— Task —
In the listing below, find every line containing "right" and copy it out.

— Data excerpts —

::::

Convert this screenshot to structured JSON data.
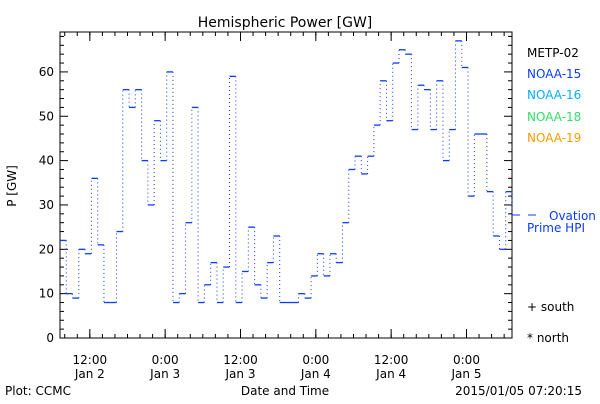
{
  "chart_data": {
    "type": "line",
    "title": "Hemispheric Power [GW]",
    "xlabel": "Date and Time",
    "ylabel": "P [GW]",
    "ylim": [
      0,
      69
    ],
    "xlim_hours": [
      0,
      72
    ],
    "x_origin": "2015-01-02 07:15",
    "step_hours": 1,
    "yticks": [
      0,
      10,
      20,
      30,
      40,
      50,
      60
    ],
    "xticks": [
      {
        "hour": 4.75,
        "time": "12:00",
        "date": "Jan 2"
      },
      {
        "hour": 16.75,
        "time": "0:00",
        "date": "Jan 3"
      },
      {
        "hour": 28.75,
        "time": "12:00",
        "date": "Jan 3"
      },
      {
        "hour": 40.75,
        "time": "0:00",
        "date": "Jan 4"
      },
      {
        "hour": 52.75,
        "time": "12:00",
        "date": "Jan 4"
      },
      {
        "hour": 64.75,
        "time": "0:00",
        "date": "Jan 5"
      }
    ],
    "series": [
      {
        "name": "Ovation Prime HPI",
        "color": "#0a3cff",
        "values": [
          22,
          10,
          9,
          20,
          19,
          36,
          21,
          8,
          8,
          24,
          56,
          52,
          56,
          40,
          30,
          49,
          40,
          60,
          8,
          10,
          26,
          52,
          8,
          12,
          17,
          8,
          16,
          59,
          8,
          15,
          25,
          12,
          9,
          17,
          23,
          8,
          8,
          8,
          10,
          9,
          14,
          19,
          14,
          19,
          17,
          26,
          38,
          41,
          37,
          41,
          48,
          58,
          49,
          62,
          65,
          64,
          47,
          57,
          56,
          47,
          58,
          40,
          47,
          67,
          61,
          32,
          46,
          46,
          33,
          23,
          20,
          33,
          28
        ]
      }
    ],
    "legend": {
      "placement": "right",
      "satellites": [
        {
          "label": "METP-02",
          "color": "#000000"
        },
        {
          "label": "NOAA-15",
          "color": "#0a3cff"
        },
        {
          "label": "NOAA-16",
          "color": "#00b0ff"
        },
        {
          "label": "NOAA-18",
          "color": "#33e066"
        },
        {
          "label": "NOAA-19",
          "color": "#ff9a00"
        }
      ],
      "line_label_1": "Ovation",
      "line_label_2": "Prime HPI",
      "south": "+ south",
      "north": "* north"
    }
  },
  "footer": {
    "left": "Plot: CCMC",
    "right": "2015/01/05 07:20:15"
  }
}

::::

— Task result —
      "placement": "right",
    "right": "2015/01/05 07:20:15"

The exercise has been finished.